* [REQUIRED TASK] Copy the listing below word for word.

* [GIVEN RECORDS]

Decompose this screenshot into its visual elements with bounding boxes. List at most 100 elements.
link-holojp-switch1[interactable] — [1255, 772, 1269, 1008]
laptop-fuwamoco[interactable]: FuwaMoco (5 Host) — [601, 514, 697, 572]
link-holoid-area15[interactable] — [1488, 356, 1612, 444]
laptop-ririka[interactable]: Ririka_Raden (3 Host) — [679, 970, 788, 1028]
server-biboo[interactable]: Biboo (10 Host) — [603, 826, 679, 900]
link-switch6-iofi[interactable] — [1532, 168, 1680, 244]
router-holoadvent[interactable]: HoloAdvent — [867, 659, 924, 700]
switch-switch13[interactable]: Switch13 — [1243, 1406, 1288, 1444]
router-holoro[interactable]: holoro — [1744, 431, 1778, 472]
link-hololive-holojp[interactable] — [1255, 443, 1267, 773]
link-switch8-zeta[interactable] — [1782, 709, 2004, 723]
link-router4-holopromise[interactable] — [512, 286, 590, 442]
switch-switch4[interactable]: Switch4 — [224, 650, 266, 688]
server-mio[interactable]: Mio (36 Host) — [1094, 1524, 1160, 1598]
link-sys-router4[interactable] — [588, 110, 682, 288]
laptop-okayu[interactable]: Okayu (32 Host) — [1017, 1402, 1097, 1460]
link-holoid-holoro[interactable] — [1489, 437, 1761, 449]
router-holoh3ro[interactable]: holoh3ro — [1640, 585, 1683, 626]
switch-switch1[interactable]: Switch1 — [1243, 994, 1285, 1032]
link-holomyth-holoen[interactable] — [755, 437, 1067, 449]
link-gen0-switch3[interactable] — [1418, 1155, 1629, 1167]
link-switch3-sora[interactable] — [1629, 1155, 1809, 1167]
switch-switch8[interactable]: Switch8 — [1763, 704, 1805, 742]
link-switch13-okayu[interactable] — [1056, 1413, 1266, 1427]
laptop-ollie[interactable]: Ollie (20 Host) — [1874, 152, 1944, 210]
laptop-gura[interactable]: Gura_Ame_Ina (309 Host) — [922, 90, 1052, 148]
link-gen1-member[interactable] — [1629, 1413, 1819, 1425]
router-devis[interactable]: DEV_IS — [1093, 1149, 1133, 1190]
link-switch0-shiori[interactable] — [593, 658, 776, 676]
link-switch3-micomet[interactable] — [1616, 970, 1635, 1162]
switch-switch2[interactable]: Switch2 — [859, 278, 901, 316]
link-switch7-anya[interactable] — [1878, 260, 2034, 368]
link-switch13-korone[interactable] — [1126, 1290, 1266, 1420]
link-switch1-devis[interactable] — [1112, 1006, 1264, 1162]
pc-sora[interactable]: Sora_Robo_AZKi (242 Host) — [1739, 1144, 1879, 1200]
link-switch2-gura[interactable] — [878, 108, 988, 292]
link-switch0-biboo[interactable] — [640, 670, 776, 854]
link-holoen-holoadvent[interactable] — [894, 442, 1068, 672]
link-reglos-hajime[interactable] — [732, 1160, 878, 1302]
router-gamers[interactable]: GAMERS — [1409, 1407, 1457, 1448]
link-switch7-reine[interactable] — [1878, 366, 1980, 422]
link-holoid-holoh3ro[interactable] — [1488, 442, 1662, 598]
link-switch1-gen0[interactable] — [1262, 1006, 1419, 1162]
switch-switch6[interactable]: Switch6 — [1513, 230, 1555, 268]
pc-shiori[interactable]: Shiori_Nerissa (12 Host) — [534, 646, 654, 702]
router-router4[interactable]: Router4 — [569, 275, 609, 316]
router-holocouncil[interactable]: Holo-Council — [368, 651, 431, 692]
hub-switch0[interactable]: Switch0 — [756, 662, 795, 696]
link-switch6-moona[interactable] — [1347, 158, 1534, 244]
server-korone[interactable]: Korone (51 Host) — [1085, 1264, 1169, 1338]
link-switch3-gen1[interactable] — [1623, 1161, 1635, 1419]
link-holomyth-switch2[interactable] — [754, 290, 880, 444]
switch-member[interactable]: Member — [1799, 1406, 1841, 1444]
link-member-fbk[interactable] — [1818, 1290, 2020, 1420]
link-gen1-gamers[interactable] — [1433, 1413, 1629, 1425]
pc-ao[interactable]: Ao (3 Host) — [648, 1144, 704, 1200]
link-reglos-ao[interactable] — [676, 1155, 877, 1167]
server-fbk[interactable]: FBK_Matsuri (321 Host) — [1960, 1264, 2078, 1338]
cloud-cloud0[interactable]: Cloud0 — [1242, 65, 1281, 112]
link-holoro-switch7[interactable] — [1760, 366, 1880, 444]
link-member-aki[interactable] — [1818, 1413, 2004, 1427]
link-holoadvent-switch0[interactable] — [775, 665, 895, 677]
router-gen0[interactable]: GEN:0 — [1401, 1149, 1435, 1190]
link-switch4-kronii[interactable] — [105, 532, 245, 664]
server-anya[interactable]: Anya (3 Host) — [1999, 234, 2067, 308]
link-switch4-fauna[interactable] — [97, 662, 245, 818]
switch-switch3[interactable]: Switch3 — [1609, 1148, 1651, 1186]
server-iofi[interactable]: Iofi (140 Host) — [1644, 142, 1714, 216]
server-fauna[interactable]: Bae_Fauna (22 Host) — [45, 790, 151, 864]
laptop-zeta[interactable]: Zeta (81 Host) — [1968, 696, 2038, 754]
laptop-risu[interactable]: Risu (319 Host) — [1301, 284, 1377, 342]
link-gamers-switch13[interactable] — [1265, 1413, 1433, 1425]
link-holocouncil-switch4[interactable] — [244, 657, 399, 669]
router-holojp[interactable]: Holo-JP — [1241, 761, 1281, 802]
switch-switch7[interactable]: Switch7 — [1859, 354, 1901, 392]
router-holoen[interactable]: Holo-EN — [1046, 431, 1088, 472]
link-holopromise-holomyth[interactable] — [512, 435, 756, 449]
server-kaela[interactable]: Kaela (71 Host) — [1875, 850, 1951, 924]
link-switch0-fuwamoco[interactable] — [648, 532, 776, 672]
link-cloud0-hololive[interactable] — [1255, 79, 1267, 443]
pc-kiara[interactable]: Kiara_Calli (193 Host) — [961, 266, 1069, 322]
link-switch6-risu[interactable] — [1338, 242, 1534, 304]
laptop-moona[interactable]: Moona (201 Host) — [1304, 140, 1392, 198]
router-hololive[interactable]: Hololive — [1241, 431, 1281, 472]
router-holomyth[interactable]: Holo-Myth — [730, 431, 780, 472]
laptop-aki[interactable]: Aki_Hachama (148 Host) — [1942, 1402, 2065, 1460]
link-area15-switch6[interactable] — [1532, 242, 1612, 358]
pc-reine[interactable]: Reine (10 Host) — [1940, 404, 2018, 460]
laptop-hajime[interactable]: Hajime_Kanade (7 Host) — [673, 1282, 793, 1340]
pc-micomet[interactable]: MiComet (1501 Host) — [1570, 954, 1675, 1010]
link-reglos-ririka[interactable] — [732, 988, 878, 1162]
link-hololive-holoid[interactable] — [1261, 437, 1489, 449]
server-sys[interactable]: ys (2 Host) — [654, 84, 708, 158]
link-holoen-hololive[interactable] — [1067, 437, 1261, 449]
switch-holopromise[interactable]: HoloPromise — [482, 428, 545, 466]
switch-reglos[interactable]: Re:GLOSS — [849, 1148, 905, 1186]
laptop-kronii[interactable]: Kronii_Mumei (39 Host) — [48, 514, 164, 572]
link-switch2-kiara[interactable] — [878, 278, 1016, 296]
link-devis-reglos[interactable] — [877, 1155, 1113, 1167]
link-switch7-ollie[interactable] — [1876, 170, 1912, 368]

* [THE SOLUTION]
Decompose this screenshot into its visual elements with bounding boxes. List at most 100 elements.
link-holojp-switch1[interactable] — [1255, 772, 1269, 1008]
laptop-fuwamoco[interactable]: FuwaMoco (5 Host) — [601, 514, 697, 572]
link-holoid-area15[interactable] — [1488, 356, 1612, 444]
laptop-ririka[interactable]: Ririka_Raden (3 Host) — [679, 970, 788, 1028]
server-biboo[interactable]: Biboo (10 Host) — [603, 826, 679, 900]
link-switch6-iofi[interactable] — [1532, 168, 1680, 244]
router-holoadvent[interactable]: HoloAdvent — [867, 659, 924, 700]
switch-switch13[interactable]: Switch13 — [1243, 1406, 1288, 1444]
router-holoro[interactable]: holoro — [1744, 431, 1778, 472]
link-hololive-holojp[interactable] — [1255, 443, 1267, 773]
link-switch8-zeta[interactable] — [1782, 709, 2004, 723]
link-router4-holopromise[interactable] — [512, 286, 590, 442]
switch-switch4[interactable]: Switch4 — [224, 650, 266, 688]
server-mio[interactable]: Mio (36 Host) — [1094, 1524, 1160, 1598]
link-sys-router4[interactable] — [588, 110, 682, 288]
laptop-okayu[interactable]: Okayu (32 Host) — [1017, 1402, 1097, 1460]
link-holoid-holoro[interactable] — [1489, 437, 1761, 449]
router-holoh3ro[interactable]: holoh3ro — [1640, 585, 1683, 626]
switch-switch1[interactable]: Switch1 — [1243, 994, 1285, 1032]
link-holomyth-holoen[interactable] — [755, 437, 1067, 449]
link-gen0-switch3[interactable] — [1418, 1155, 1629, 1167]
link-switch3-sora[interactable] — [1629, 1155, 1809, 1167]
switch-switch8[interactable]: Switch8 — [1763, 704, 1805, 742]
link-switch13-okayu[interactable] — [1056, 1413, 1266, 1427]
laptop-ollie[interactable]: Ollie (20 Host) — [1874, 152, 1944, 210]
laptop-gura[interactable]: Gura_Ame_Ina (309 Host) — [922, 90, 1052, 148]
link-gen1-member[interactable] — [1629, 1413, 1819, 1425]
router-devis[interactable]: DEV_IS — [1093, 1149, 1133, 1190]
link-switch0-shiori[interactable] — [593, 658, 776, 676]
link-switch3-micomet[interactable] — [1616, 970, 1635, 1162]
switch-switch2[interactable]: Switch2 — [859, 278, 901, 316]
link-switch7-anya[interactable] — [1878, 260, 2034, 368]
link-switch13-korone[interactable] — [1126, 1290, 1266, 1420]
link-switch1-devis[interactable] — [1112, 1006, 1264, 1162]
pc-sora[interactable]: Sora_Robo_AZKi (242 Host) — [1739, 1144, 1879, 1200]
link-switch2-gura[interactable] — [878, 108, 988, 292]
link-switch0-biboo[interactable] — [640, 670, 776, 854]
link-holoen-holoadvent[interactable] — [894, 442, 1068, 672]
link-reglos-hajime[interactable] — [732, 1160, 878, 1302]
router-gamers[interactable]: GAMERS — [1409, 1407, 1457, 1448]
link-switch7-reine[interactable] — [1878, 366, 1980, 422]
link-holoid-holoh3ro[interactable] — [1488, 442, 1662, 598]
link-switch1-gen0[interactable] — [1262, 1006, 1419, 1162]
switch-switch6[interactable]: Switch6 — [1513, 230, 1555, 268]
pc-shiori[interactable]: Shiori_Nerissa (12 Host) — [534, 646, 654, 702]
router-router4[interactable]: Router4 — [569, 275, 609, 316]
router-holocouncil[interactable]: Holo-Council — [368, 651, 431, 692]
hub-switch0[interactable]: Switch0 — [756, 662, 795, 696]
link-switch6-moona[interactable] — [1347, 158, 1534, 244]
server-korone[interactable]: Korone (51 Host) — [1085, 1264, 1169, 1338]
link-switch3-gen1[interactable] — [1623, 1161, 1635, 1419]
link-holomyth-switch2[interactable] — [754, 290, 880, 444]
switch-member[interactable]: Member — [1799, 1406, 1841, 1444]
link-member-fbk[interactable] — [1818, 1290, 2020, 1420]
link-gen1-gamers[interactable] — [1433, 1413, 1629, 1425]
pc-ao[interactable]: Ao (3 Host) — [648, 1144, 704, 1200]
link-reglos-ao[interactable] — [676, 1155, 877, 1167]
server-fbk[interactable]: FBK_Matsuri (321 Host) — [1960, 1264, 2078, 1338]
cloud-cloud0[interactable]: Cloud0 — [1242, 65, 1281, 112]
link-holoro-switch7[interactable] — [1760, 366, 1880, 444]
link-member-aki[interactable] — [1818, 1413, 2004, 1427]
link-holoadvent-switch0[interactable] — [775, 665, 895, 677]
router-gen0[interactable]: GEN:0 — [1401, 1149, 1435, 1190]
link-switch4-kronii[interactable] — [105, 532, 245, 664]
server-anya[interactable]: Anya (3 Host) — [1999, 234, 2067, 308]
link-switch4-fauna[interactable] — [97, 662, 245, 818]
switch-switch3[interactable]: Switch3 — [1609, 1148, 1651, 1186]
server-iofi[interactable]: Iofi (140 Host) — [1644, 142, 1714, 216]
server-fauna[interactable]: Bae_Fauna (22 Host) — [45, 790, 151, 864]
laptop-zeta[interactable]: Zeta (81 Host) — [1968, 696, 2038, 754]
laptop-risu[interactable]: Risu (319 Host) — [1301, 284, 1377, 342]
link-gamers-switch13[interactable] — [1265, 1413, 1433, 1425]
link-holocouncil-switch4[interactable] — [244, 657, 399, 669]
router-holojp[interactable]: Holo-JP — [1241, 761, 1281, 802]
switch-switch7[interactable]: Switch7 — [1859, 354, 1901, 392]
router-holoen[interactable]: Holo-EN — [1046, 431, 1088, 472]
link-holopromise-holomyth[interactable] — [512, 435, 756, 449]
server-kaela[interactable]: Kaela (71 Host) — [1875, 850, 1951, 924]
link-switch0-fuwamoco[interactable] — [648, 532, 776, 672]
link-cloud0-hololive[interactable] — [1255, 79, 1267, 443]
pc-kiara[interactable]: Kiara_Calli (193 Host) — [961, 266, 1069, 322]
link-switch6-risu[interactable] — [1338, 242, 1534, 304]
laptop-moona[interactable]: Moona (201 Host) — [1304, 140, 1392, 198]
router-hololive[interactable]: Hololive — [1241, 431, 1281, 472]
router-holomyth[interactable]: Holo-Myth — [730, 431, 780, 472]
laptop-aki[interactable]: Aki_Hachama (148 Host) — [1942, 1402, 2065, 1460]
link-area15-switch6[interactable] — [1532, 242, 1612, 358]
pc-reine[interactable]: Reine (10 Host) — [1940, 404, 2018, 460]
laptop-hajime[interactable]: Hajime_Kanade (7 Host) — [673, 1282, 793, 1340]
pc-micomet[interactable]: MiComet (1501 Host) — [1570, 954, 1675, 1010]
link-reglos-ririka[interactable] — [732, 988, 878, 1162]
link-hololive-holoid[interactable] — [1261, 437, 1489, 449]
server-sys[interactable]: ys (2 Host) — [654, 84, 708, 158]
link-holoen-hololive[interactable] — [1067, 437, 1261, 449]
switch-holopromise[interactable]: HoloPromise — [482, 428, 545, 466]
switch-reglos[interactable]: Re:GLOSS — [849, 1148, 905, 1186]
laptop-kronii[interactable]: Kronii_Mumei (39 Host) — [48, 514, 164, 572]
link-switch2-kiara[interactable] — [878, 278, 1016, 296]
link-devis-reglos[interactable] — [877, 1155, 1113, 1167]
link-switch7-ollie[interactable] — [1876, 170, 1912, 368]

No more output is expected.